- **What you should do**: Check each line of the records for "from"; collect those that have it.

## START Dataset content

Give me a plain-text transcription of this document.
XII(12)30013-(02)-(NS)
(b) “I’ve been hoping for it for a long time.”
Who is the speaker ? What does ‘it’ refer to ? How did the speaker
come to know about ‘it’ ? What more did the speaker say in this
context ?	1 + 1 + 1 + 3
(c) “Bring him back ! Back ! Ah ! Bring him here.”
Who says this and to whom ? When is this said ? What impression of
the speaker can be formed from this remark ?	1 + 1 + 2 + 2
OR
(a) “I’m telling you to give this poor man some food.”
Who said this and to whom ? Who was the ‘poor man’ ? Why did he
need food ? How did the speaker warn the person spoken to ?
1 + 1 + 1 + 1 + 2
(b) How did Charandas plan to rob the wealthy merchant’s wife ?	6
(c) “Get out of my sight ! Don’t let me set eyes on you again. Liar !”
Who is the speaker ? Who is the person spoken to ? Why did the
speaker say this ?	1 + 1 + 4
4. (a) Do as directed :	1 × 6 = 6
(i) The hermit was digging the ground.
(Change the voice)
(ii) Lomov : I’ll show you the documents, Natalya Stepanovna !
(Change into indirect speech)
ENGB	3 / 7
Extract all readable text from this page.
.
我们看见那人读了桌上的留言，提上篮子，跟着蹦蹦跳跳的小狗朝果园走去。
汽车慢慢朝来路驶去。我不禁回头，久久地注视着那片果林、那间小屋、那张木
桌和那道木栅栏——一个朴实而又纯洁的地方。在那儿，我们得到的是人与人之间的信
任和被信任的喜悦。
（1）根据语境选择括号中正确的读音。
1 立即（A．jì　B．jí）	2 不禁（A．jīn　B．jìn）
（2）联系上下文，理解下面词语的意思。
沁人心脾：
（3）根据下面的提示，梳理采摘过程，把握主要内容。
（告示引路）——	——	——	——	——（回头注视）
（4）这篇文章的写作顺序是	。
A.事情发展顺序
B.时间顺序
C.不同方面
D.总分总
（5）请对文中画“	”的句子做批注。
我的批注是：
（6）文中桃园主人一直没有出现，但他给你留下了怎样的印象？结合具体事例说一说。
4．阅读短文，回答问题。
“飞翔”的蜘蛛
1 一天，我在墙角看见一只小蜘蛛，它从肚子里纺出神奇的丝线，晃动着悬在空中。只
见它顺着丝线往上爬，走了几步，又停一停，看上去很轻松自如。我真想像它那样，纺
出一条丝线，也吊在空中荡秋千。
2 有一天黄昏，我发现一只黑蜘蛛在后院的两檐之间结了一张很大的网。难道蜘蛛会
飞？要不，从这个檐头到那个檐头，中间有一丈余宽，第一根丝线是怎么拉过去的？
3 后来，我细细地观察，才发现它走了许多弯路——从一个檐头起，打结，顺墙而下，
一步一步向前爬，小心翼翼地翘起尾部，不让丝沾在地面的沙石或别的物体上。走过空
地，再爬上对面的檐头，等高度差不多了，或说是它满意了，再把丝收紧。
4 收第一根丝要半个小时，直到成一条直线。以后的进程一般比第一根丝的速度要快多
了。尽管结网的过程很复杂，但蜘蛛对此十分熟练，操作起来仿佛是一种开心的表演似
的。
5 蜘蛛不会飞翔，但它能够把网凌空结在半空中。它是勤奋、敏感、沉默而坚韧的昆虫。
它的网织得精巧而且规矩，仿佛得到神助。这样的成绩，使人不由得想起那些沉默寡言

## END Dataset content

- **Response to the task**:
the speaker can be formed from this remark ?	1 + 1 + 2 + 2
Extract all readable text from this page.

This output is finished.